* **EXERCISE OBJECTIVE**
Copy all lines below exactly as written. Leave pictures out.

━━━ EXERCISE INPUT

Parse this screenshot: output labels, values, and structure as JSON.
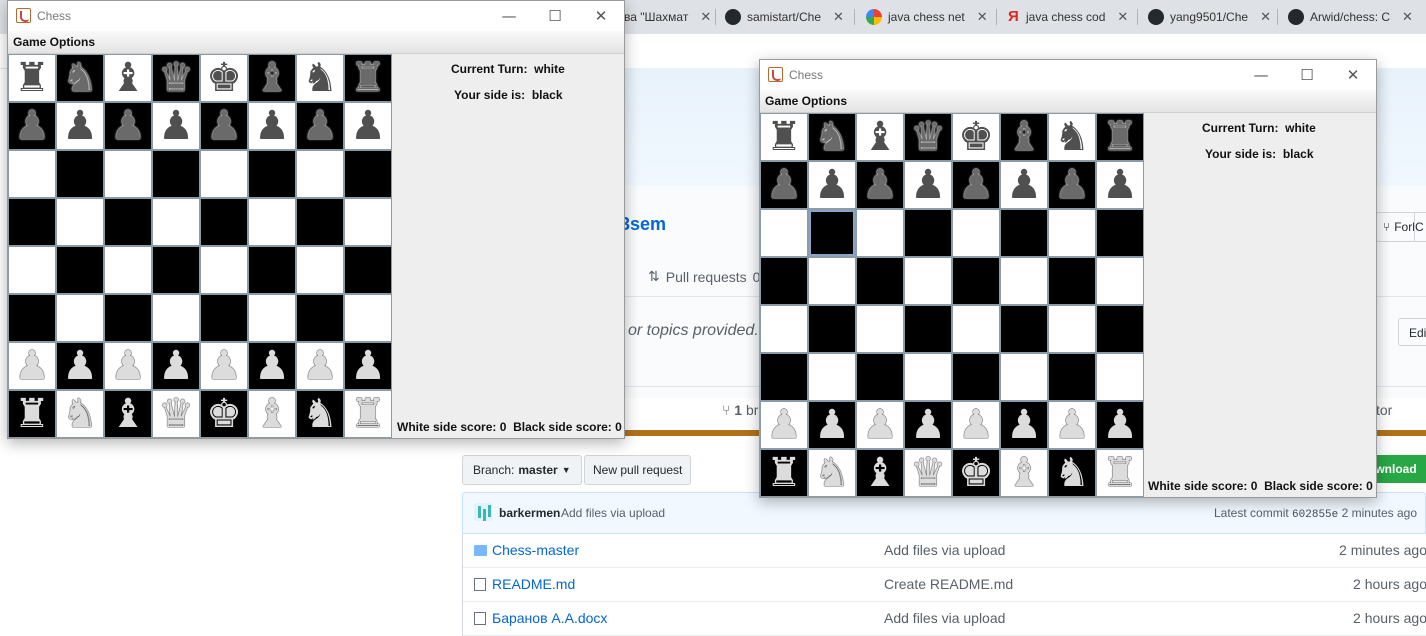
{
  "browser": {
    "tabs": [
      {
        "label": "ва \"Шахмат",
        "icon": "generic-tab-icon"
      },
      {
        "label": "samistart/Che",
        "icon": "github-icon"
      },
      {
        "label": "java chess net",
        "icon": "google-icon"
      },
      {
        "label": "java chess cod",
        "icon": "yandex-icon"
      },
      {
        "label": "yang9501/Che",
        "icon": "github-icon"
      },
      {
        "label": "Arwid/chess: C",
        "icon": "github-icon"
      }
    ],
    "tab_close_glyph": "✕"
  },
  "github": {
    "repo_name_partial": "3sem",
    "fork_label": "Fork",
    "fork_count_partial": "C",
    "pull_requests_label": "Pull requests",
    "pull_requests_count": "0",
    "description": "or topics provided.",
    "edit_label": "Edi",
    "branch_count": "1",
    "branch_label_partial": "br",
    "contributors_partial": "tor",
    "branch_button": {
      "prefix": "Branch:",
      "value": "master"
    },
    "new_pull_request": "New pull request",
    "download_label": "ownload",
    "commit": {
      "user": "barkermen",
      "message": "Add files via upload",
      "latest_prefix": "Latest commit",
      "sha": "602855e",
      "age": "2 minutes ago"
    },
    "files": [
      {
        "name": "Chess-master",
        "type": "folder",
        "message": "Add files via upload",
        "age": "2 minutes ago"
      },
      {
        "name": "README.md",
        "type": "file",
        "message": "Create README.md",
        "age": "2 hours ago"
      },
      {
        "name": "Баранов А.А.docx",
        "type": "file",
        "message": "Add files via upload",
        "age": "2 hours ago"
      }
    ]
  },
  "chess_windows": [
    {
      "title": "Chess",
      "menu": "Game Options",
      "current_turn_label": "Current Turn:",
      "current_turn_value": "white",
      "side_label": "Your side is:",
      "side_value": "black",
      "white_score_label": "White side score:",
      "white_score": "0",
      "black_score_label": "Black side score:",
      "black_score": "0",
      "selected_square": null,
      "board": [
        [
          "bR",
          "bN",
          "bB",
          "bQ",
          "bK",
          "bB",
          "bN",
          "bR"
        ],
        [
          "bP",
          "bP",
          "bP",
          "bP",
          "bP",
          "bP",
          "bP",
          "bP"
        ],
        [
          "",
          "",
          "",
          "",
          "",
          "",
          "",
          ""
        ],
        [
          "",
          "",
          "",
          "",
          "",
          "",
          "",
          ""
        ],
        [
          "",
          "",
          "",
          "",
          "",
          "",
          "",
          ""
        ],
        [
          "",
          "",
          "",
          "",
          "",
          "",
          "",
          ""
        ],
        [
          "wP",
          "wP",
          "wP",
          "wP",
          "wP",
          "wP",
          "wP",
          "wP"
        ],
        [
          "wR",
          "wN",
          "wB",
          "wQ",
          "wK",
          "wB",
          "wN",
          "wR"
        ]
      ],
      "first_square": "light"
    },
    {
      "title": "Chess",
      "menu": "Game Options",
      "current_turn_label": "Current Turn:",
      "current_turn_value": "white",
      "side_label": "Your side is:",
      "side_value": "black",
      "white_score_label": "White side score:",
      "white_score": "0",
      "black_score_label": "Black side score:",
      "black_score": "0",
      "selected_square": [
        2,
        1
      ],
      "board": [
        [
          "bR",
          "bN",
          "bB",
          "bQ",
          "bK",
          "bB",
          "bN",
          "bR"
        ],
        [
          "bP",
          "bP",
          "bP",
          "bP",
          "bP",
          "bP",
          "bP",
          "bP"
        ],
        [
          "",
          "",
          "",
          "",
          "",
          "",
          "",
          ""
        ],
        [
          "",
          "",
          "",
          "",
          "",
          "",
          "",
          ""
        ],
        [
          "",
          "",
          "",
          "",
          "",
          "",
          "",
          ""
        ],
        [
          "",
          "",
          "",
          "",
          "",
          "",
          "",
          ""
        ],
        [
          "wP",
          "wP",
          "wP",
          "wP",
          "wP",
          "wP",
          "wP",
          "wP"
        ],
        [
          "wR",
          "wN",
          "wB",
          "wQ",
          "wK",
          "wB",
          "wN",
          "wR"
        ]
      ],
      "first_square": "light"
    }
  ],
  "window_controls": {
    "minimize": "—",
    "maximize": "☐",
    "close": "✕"
  }
}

━━━━━━

* **WRITTEN ANSWER**
Parse this screenshot: output labels, values, and structure as JSON.
{
  "browser": {
    "tabs": [
      {
        "label": "ва \"Шахмат",
        "icon": "generic-tab-icon"
      },
      {
        "label": "samistart/Che",
        "icon": "github-icon"
      },
      {
        "label": "java chess net",
        "icon": "google-icon"
      },
      {
        "label": "java chess cod",
        "icon": "yandex-icon"
      },
      {
        "label": "yang9501/Che",
        "icon": "github-icon"
      },
      {
        "label": "Arwid/chess: C",
        "icon": "github-icon"
      }
    ],
    "tab_close_glyph": "✕"
  },
  "github": {
    "repo_name_partial": "3sem",
    "fork_label": "Fork",
    "fork_count_partial": "C",
    "pull_requests_label": "Pull requests",
    "pull_requests_count": "0",
    "description": "or topics provided.",
    "edit_label": "Edi",
    "branch_count": "1",
    "branch_label_partial": "br",
    "contributors_partial": "tor",
    "branch_button": {
      "prefix": "Branch:",
      "value": "master"
    },
    "new_pull_request": "New pull request",
    "download_label": "ownload",
    "commit": {
      "user": "barkermen",
      "message": "Add files via upload",
      "latest_prefix": "Latest commit",
      "sha": "602855e",
      "age": "2 minutes ago"
    },
    "files": [
      {
        "name": "Chess-master",
        "type": "folder",
        "message": "Add files via upload",
        "age": "2 minutes ago"
      },
      {
        "name": "README.md",
        "type": "file",
        "message": "Create README.md",
        "age": "2 hours ago"
      },
      {
        "name": "Баранов А.А.docx",
        "type": "file",
        "message": "Add files via upload",
        "age": "2 hours ago"
      }
    ]
  },
  "chess_windows": [
    {
      "title": "Chess",
      "menu": "Game Options",
      "current_turn_label": "Current Turn:",
      "current_turn_value": "white",
      "side_label": "Your side is:",
      "side_value": "black",
      "white_score_label": "White side score:",
      "white_score": "0",
      "black_score_label": "Black side score:",
      "black_score": "0",
      "selected_square": null,
      "board": [
        [
          "bR",
          "bN",
          "bB",
          "bQ",
          "bK",
          "bB",
          "bN",
          "bR"
        ],
        [
          "bP",
          "bP",
          "bP",
          "bP",
          "bP",
          "bP",
          "bP",
          "bP"
        ],
        [
          "",
          "",
          "",
          "",
          "",
          "",
          "",
          ""
        ],
        [
          "",
          "",
          "",
          "",
          "",
          "",
          "",
          ""
        ],
        [
          "",
          "",
          "",
          "",
          "",
          "",
          "",
          ""
        ],
        [
          "",
          "",
          "",
          "",
          "",
          "",
          "",
          ""
        ],
        [
          "wP",
          "wP",
          "wP",
          "wP",
          "wP",
          "wP",
          "wP",
          "wP"
        ],
        [
          "wR",
          "wN",
          "wB",
          "wQ",
          "wK",
          "wB",
          "wN",
          "wR"
        ]
      ],
      "first_square": "light"
    },
    {
      "title": "Chess",
      "menu": "Game Options",
      "current_turn_label": "Current Turn:",
      "current_turn_value": "white",
      "side_label": "Your side is:",
      "side_value": "black",
      "white_score_label": "White side score:",
      "white_score": "0",
      "black_score_label": "Black side score:",
      "black_score": "0",
      "selected_square": [
        2,
        1
      ],
      "board": [
        [
          "bR",
          "bN",
          "bB",
          "bQ",
          "bK",
          "bB",
          "bN",
          "bR"
        ],
        [
          "bP",
          "bP",
          "bP",
          "bP",
          "bP",
          "bP",
          "bP",
          "bP"
        ],
        [
          "",
          "",
          "",
          "",
          "",
          "",
          "",
          ""
        ],
        [
          "",
          "",
          "",
          "",
          "",
          "",
          "",
          ""
        ],
        [
          "",
          "",
          "",
          "",
          "",
          "",
          "",
          ""
        ],
        [
          "",
          "",
          "",
          "",
          "",
          "",
          "",
          ""
        ],
        [
          "wP",
          "wP",
          "wP",
          "wP",
          "wP",
          "wP",
          "wP",
          "wP"
        ],
        [
          "wR",
          "wN",
          "wB",
          "wQ",
          "wK",
          "wB",
          "wN",
          "wR"
        ]
      ],
      "first_square": "light"
    }
  ],
  "window_controls": {
    "minimize": "—",
    "maximize": "☐",
    "close": "✕"
  }
}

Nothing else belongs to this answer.